Given records.

..............................

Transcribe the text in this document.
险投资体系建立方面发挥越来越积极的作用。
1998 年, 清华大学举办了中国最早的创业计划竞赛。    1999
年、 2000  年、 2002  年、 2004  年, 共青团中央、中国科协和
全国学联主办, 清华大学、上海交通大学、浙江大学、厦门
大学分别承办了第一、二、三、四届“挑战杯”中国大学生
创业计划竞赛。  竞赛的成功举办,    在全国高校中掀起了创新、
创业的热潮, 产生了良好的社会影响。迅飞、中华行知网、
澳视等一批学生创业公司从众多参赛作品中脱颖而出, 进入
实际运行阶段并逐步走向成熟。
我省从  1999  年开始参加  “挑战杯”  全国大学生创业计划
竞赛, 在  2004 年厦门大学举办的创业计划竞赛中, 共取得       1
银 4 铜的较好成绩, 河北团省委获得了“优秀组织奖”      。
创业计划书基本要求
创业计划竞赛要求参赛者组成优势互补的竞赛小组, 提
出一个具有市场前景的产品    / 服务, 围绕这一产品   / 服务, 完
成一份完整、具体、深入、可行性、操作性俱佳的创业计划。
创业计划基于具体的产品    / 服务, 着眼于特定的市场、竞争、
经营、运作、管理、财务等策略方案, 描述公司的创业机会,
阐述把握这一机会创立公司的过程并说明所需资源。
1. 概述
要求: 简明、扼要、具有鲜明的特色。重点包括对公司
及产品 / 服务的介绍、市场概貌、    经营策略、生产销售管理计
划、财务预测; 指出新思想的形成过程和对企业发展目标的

..............................

Aim.
Output all of the data again. Match it exactly.

Complete output.
Transcribe the text in this document.
险投资体系建立方面发挥越来越积极的作用。
1998 年, 清华大学举办了中国最早的创业计划竞赛。    1999
年、 2000  年、 2002  年、 2004  年, 共青团中央、中国科协和
全国学联主办, 清华大学、上海交通大学、浙江大学、厦门
大学分别承办了第一、二、三、四届“挑战杯”中国大学生
创业计划竞赛。  竞赛的成功举办,    在全国高校中掀起了创新、
创业的热潮, 产生了良好的社会影响。迅飞、中华行知网、
澳视等一批学生创业公司从众多参赛作品中脱颖而出, 进入
实际运行阶段并逐步走向成熟。
我省从  1999  年开始参加  “挑战杯”  全国大学生创业计划
竞赛, 在  2004 年厦门大学举办的创业计划竞赛中, 共取得       1
银 4 铜的较好成绩, 河北团省委获得了“优秀组织奖”      。
创业计划书基本要求
创业计划竞赛要求参赛者组成优势互补的竞赛小组, 提
出一个具有市场前景的产品    / 服务, 围绕这一产品   / 服务, 完
成一份完整、具体、深入、可行性、操作性俱佳的创业计划。
创业计划基于具体的产品    / 服务, 着眼于特定的市场、竞争、
经营、运作、管理、财务等策略方案, 描述公司的创业机会,
阐述把握这一机会创立公司的过程并说明所需资源。
1. 概述
要求: 简明、扼要、具有鲜明的特色。重点包括对公司
及产品 / 服务的介绍、市场概貌、    经营策略、生产销售管理计
划、财务预测; 指出新思想的形成过程和对企业发展目标的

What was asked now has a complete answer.